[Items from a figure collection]
-*-

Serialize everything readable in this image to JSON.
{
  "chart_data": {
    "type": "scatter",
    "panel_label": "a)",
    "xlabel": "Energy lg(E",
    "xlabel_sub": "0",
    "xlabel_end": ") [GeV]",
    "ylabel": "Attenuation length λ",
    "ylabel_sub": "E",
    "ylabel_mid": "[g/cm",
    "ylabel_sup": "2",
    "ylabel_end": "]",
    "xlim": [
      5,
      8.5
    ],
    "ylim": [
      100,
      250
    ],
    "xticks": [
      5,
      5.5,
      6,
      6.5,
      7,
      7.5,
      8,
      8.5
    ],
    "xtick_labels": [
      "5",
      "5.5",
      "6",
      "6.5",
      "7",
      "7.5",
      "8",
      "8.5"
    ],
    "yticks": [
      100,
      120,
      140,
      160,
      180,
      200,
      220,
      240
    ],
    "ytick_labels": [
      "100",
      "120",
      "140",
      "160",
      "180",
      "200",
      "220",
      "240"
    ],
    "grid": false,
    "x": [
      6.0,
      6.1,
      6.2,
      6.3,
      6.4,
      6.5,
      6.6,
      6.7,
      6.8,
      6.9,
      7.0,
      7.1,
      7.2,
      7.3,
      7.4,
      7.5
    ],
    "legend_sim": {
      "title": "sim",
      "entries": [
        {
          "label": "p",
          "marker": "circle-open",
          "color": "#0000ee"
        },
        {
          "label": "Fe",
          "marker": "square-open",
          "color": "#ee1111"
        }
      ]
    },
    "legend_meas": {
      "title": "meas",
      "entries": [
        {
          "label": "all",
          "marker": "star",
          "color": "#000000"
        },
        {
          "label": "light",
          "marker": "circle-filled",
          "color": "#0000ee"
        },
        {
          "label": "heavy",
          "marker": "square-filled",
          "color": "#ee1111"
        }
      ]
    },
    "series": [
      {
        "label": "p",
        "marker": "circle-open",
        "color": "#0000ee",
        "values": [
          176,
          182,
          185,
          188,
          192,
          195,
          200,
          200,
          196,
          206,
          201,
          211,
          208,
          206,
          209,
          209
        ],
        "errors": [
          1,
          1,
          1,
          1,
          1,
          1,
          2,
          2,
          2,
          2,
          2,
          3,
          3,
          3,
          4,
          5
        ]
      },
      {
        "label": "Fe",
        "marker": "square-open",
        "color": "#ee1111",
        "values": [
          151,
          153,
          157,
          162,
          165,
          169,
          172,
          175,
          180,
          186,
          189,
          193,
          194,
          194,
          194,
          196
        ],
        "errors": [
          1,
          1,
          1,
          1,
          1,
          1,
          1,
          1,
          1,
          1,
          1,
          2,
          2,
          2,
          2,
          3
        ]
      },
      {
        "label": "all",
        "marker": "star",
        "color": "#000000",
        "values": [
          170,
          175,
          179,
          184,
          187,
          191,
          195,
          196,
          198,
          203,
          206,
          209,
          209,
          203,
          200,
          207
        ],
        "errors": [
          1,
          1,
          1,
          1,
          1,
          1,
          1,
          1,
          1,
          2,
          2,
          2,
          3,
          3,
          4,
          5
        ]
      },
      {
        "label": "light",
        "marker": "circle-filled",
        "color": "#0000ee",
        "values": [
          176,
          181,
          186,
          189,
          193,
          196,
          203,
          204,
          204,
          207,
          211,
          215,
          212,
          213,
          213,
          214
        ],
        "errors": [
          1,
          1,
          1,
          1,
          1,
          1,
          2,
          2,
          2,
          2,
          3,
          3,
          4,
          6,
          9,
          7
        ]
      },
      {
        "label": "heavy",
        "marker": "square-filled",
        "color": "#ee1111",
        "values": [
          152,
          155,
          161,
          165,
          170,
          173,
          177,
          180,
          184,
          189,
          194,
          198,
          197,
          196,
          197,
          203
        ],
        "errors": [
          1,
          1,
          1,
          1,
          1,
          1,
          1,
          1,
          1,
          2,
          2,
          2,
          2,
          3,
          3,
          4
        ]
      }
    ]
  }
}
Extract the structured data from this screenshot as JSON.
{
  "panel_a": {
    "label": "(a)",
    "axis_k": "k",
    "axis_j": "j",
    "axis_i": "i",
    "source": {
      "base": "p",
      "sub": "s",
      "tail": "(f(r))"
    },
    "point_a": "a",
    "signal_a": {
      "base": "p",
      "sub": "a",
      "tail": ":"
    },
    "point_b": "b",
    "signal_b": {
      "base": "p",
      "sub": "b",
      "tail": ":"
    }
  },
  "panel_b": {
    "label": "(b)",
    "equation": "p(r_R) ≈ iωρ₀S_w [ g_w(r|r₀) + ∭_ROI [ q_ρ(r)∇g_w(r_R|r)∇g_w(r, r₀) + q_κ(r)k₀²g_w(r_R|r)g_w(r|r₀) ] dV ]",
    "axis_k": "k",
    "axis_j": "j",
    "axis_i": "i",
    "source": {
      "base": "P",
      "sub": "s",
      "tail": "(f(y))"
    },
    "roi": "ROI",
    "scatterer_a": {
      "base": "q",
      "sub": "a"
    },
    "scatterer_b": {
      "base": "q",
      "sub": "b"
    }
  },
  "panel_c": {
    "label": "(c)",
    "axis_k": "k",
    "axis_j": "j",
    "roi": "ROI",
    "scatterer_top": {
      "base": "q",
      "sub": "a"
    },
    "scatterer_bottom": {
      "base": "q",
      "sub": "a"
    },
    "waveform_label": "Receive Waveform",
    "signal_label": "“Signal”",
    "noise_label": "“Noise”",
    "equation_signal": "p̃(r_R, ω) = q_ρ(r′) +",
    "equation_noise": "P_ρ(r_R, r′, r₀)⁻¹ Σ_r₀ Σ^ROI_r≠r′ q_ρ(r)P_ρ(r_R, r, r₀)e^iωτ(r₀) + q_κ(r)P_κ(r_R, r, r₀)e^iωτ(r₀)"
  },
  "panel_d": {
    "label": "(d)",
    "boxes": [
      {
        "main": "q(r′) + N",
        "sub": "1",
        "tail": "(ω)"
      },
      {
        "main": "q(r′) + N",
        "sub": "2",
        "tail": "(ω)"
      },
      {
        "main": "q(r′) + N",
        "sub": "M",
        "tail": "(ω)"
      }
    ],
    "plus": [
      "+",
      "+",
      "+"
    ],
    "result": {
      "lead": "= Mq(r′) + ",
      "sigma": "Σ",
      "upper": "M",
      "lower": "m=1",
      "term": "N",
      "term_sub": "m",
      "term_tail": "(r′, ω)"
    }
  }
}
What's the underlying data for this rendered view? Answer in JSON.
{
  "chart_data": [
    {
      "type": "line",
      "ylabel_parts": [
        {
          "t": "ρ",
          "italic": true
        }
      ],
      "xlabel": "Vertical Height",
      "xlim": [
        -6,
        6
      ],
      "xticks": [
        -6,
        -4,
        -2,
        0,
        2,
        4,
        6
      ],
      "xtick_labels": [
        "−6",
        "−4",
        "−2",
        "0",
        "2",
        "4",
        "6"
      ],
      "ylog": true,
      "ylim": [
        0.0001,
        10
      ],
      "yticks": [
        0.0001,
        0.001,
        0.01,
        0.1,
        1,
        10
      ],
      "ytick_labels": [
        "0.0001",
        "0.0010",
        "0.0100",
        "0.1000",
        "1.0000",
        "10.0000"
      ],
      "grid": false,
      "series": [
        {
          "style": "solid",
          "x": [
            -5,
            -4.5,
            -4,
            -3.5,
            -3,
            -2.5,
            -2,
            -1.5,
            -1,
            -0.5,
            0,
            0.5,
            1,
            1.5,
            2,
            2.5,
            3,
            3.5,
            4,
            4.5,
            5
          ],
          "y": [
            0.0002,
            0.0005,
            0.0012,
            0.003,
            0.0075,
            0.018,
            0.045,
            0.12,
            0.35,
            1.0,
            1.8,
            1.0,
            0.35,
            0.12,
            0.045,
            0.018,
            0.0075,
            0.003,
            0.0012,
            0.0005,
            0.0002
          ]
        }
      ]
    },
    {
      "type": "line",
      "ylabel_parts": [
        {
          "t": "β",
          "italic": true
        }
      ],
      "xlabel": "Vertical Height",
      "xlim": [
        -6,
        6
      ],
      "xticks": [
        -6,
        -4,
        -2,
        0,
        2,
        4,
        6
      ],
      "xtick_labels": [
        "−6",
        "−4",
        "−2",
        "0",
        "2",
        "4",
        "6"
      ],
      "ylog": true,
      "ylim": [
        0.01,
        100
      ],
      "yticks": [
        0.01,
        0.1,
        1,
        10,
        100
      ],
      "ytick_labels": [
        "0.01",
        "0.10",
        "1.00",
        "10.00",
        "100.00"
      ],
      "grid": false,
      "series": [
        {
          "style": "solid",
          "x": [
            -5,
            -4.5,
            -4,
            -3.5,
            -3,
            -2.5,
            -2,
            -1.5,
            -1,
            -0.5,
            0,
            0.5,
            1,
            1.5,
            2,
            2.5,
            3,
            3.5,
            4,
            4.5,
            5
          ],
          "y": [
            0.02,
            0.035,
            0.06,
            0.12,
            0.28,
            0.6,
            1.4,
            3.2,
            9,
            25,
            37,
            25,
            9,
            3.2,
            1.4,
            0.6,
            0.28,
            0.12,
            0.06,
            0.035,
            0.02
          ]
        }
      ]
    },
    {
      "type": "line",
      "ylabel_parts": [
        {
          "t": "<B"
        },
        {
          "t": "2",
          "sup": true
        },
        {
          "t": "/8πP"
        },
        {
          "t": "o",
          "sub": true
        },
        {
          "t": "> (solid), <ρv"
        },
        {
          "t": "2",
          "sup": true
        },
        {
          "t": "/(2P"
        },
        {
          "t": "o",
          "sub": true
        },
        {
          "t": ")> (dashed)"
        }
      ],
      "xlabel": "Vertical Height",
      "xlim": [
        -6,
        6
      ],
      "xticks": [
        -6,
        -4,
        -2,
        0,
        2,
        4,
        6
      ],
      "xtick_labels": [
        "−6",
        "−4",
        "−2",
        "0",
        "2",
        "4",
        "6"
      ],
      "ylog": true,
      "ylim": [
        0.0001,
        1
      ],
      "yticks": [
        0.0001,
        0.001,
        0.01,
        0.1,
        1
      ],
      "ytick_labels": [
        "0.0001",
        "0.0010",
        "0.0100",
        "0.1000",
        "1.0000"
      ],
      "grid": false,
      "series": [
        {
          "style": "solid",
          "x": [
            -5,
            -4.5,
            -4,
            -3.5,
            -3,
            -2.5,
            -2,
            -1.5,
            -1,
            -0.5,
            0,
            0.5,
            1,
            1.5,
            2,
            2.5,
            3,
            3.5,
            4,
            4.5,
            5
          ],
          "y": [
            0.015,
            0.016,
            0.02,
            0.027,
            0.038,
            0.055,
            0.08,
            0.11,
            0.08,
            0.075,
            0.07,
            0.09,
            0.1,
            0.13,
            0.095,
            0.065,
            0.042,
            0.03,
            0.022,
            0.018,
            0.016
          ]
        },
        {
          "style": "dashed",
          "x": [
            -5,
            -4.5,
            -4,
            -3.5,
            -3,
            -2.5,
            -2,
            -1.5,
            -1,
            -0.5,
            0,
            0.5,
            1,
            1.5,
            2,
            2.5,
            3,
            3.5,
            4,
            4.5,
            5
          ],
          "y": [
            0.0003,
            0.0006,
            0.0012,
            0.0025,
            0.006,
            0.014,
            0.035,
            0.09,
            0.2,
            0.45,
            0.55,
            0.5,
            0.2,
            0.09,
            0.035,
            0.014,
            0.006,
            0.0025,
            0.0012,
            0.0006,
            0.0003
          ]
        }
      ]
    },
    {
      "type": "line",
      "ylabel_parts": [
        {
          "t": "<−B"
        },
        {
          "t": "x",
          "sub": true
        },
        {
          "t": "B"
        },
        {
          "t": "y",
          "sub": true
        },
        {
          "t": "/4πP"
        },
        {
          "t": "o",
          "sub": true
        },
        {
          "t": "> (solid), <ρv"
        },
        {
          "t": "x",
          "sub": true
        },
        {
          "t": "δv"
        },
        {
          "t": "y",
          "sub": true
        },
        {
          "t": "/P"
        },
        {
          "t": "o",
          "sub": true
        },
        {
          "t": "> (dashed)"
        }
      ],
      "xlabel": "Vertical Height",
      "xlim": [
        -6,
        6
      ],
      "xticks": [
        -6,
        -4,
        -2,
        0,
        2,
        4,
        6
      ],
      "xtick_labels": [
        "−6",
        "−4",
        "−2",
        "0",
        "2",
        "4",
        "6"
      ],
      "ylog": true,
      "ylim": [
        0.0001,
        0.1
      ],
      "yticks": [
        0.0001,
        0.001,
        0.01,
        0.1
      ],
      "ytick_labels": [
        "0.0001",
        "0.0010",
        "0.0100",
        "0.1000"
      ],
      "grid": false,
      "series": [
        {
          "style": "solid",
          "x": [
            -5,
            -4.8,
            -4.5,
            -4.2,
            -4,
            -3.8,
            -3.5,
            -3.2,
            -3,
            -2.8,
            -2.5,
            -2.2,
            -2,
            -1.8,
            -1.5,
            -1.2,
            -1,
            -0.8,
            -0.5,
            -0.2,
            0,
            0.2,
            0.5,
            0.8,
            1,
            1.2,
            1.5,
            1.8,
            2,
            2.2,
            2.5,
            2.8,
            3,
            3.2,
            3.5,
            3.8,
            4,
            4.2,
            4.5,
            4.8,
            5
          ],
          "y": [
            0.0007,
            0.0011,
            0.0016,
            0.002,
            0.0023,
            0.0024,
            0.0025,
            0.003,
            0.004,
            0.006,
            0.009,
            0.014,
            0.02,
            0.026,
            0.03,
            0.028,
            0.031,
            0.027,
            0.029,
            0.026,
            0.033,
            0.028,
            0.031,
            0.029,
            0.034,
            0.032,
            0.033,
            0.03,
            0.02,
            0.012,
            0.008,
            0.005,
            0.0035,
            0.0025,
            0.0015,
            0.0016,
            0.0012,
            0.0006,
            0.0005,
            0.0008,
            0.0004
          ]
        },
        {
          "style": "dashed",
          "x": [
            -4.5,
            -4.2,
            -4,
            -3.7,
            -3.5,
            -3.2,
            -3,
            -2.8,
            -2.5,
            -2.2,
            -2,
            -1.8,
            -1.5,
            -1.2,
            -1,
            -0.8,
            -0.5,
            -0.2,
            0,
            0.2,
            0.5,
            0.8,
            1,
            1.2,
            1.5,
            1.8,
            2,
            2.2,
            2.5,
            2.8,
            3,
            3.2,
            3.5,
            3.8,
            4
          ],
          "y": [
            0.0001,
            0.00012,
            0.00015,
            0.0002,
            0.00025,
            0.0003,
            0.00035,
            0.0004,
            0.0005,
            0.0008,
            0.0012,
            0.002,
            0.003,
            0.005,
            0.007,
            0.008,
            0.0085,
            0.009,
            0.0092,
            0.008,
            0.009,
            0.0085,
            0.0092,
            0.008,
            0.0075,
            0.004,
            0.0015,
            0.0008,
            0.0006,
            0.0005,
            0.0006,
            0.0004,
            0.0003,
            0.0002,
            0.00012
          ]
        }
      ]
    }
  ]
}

-*-

Written exercise »
Copy all lines from the material that hold "JSON".

Solution for this task »
Serialize everything readable in this image to JSON.
Extract the structured data from this screenshot as JSON.
What's the underlying data for this rendered view? Answer in JSON.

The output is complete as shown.